» **WHAT THE TASK ASKS**
Restate the entries below word for word, omitting nothing.

» **INPUT MATERIAL**

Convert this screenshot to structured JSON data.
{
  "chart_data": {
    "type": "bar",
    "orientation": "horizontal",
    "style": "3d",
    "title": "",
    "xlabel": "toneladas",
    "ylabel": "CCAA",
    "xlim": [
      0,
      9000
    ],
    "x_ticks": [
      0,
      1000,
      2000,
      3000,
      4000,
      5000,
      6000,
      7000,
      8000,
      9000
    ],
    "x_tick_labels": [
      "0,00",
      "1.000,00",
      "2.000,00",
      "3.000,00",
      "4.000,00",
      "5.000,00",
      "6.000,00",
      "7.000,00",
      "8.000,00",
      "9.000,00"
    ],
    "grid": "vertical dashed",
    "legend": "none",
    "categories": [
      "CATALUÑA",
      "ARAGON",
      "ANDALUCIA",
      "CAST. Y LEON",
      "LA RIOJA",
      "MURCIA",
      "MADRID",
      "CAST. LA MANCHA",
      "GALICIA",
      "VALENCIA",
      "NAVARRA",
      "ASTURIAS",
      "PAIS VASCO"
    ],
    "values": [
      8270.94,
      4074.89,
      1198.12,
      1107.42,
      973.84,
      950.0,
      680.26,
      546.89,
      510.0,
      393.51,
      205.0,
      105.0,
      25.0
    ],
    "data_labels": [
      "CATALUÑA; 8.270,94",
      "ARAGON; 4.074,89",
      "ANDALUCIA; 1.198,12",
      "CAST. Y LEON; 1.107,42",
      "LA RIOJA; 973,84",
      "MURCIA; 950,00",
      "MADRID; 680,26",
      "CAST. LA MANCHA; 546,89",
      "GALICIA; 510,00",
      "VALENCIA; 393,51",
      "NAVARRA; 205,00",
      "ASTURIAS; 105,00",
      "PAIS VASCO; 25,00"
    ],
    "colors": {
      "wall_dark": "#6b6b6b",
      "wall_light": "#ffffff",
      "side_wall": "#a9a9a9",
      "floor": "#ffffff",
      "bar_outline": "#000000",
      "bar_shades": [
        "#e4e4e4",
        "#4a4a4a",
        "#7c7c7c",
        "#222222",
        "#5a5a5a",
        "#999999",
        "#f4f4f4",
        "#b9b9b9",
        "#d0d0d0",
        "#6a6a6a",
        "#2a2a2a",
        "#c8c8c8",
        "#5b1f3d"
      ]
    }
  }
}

» **THE REPLY**
Convert this screenshot to structured JSON data.
{
  "chart_data": {
    "type": "bar",
    "orientation": "horizontal",
    "style": "3d",
    "title": "",
    "xlabel": "toneladas",
    "ylabel": "CCAA",
    "xlim": [
      0,
      9000
    ],
    "x_ticks": [
      0,
      1000,
      2000,
      3000,
      4000,
      5000,
      6000,
      7000,
      8000,
      9000
    ],
    "x_tick_labels": [
      "0,00",
      "1.000,00",
      "2.000,00",
      "3.000,00",
      "4.000,00",
      "5.000,00",
      "6.000,00",
      "7.000,00",
      "8.000,00",
      "9.000,00"
    ],
    "grid": "vertical dashed",
    "legend": "none",
    "categories": [
      "CATALUÑA",
      "ARAGON",
      "ANDALUCIA",
      "CAST. Y LEON",
      "LA RIOJA",
      "MURCIA",
      "MADRID",
      "CAST. LA MANCHA",
      "GALICIA",
      "VALENCIA",
      "NAVARRA",
      "ASTURIAS",
      "PAIS VASCO"
    ],
    "values": [
      8270.94,
      4074.89,
      1198.12,
      1107.42,
      973.84,
      950.0,
      680.26,
      546.89,
      510.0,
      393.51,
      205.0,
      105.0,
      25.0
    ],
    "data_labels": [
      "CATALUÑA; 8.270,94",
      "ARAGON; 4.074,89",
      "ANDALUCIA; 1.198,12",
      "CAST. Y LEON; 1.107,42",
      "LA RIOJA; 973,84",
      "MURCIA; 950,00",
      "MADRID; 680,26",
      "CAST. LA MANCHA; 546,89",
      "GALICIA; 510,00",
      "VALENCIA; 393,51",
      "NAVARRA; 205,00",
      "ASTURIAS; 105,00",
      "PAIS VASCO; 25,00"
    ],
    "colors": {
      "wall_dark": "#6b6b6b",
      "wall_light": "#ffffff",
      "side_wall": "#a9a9a9",
      "floor": "#ffffff",
      "bar_outline": "#000000",
      "bar_shades": [
        "#e4e4e4",
        "#4a4a4a",
        "#7c7c7c",
        "#222222",
        "#5a5a5a",
        "#999999",
        "#f4f4f4",
        "#b9b9b9",
        "#d0d0d0",
        "#6a6a6a",
        "#2a2a2a",
        "#c8c8c8",
        "#5b1f3d"
      ]
    }
  }
}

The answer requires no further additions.